---------- DATA LINES

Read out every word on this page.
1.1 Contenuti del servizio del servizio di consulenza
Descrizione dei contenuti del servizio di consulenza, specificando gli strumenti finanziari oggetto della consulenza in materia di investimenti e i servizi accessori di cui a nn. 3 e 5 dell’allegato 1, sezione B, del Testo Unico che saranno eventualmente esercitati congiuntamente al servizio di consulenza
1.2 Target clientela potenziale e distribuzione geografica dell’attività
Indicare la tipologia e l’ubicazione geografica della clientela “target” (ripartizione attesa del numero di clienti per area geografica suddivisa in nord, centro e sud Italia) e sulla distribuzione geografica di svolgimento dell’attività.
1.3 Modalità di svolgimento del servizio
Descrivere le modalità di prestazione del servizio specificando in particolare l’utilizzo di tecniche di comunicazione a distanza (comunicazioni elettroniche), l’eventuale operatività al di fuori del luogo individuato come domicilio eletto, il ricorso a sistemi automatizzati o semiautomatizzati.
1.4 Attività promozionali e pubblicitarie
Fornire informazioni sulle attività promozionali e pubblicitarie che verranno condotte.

--------------------

▶ _TASK INSTRUCTIONS_: Make an exact copy of the records.

▶ _OUTPUT OF THE EXERCISE_:
Read out every word on this page.
1.1 Contenuti del servizio del servizio di consulenza
Descrizione dei contenuti del servizio di consulenza, specificando gli strumenti finanziari oggetto della consulenza in materia di investimenti e i servizi accessori di cui a nn. 3 e 5 dell’allegato 1, sezione B, del Testo Unico che saranno eventualmente esercitati congiuntamente al servizio di consulenza
1.2 Target clientela potenziale e distribuzione geografica dell’attività
Indicare la tipologia e l’ubicazione geografica della clientela “target” (ripartizione attesa del numero di clienti per area geografica suddivisa in nord, centro e sud Italia) e sulla distribuzione geografica di svolgimento dell’attività.
1.3 Modalità di svolgimento del servizio
Descrivere le modalità di prestazione del servizio specificando in particolare l’utilizzo di tecniche di comunicazione a distanza (comunicazioni elettroniche), l’eventuale operatività al di fuori del luogo individuato come domicilio eletto, il ricorso a sistemi automatizzati o semiautomatizzati.
1.4 Attività promozionali e pubblicitarie
Fornire informazioni sulle attività promozionali e pubblicitarie che verranno condotte.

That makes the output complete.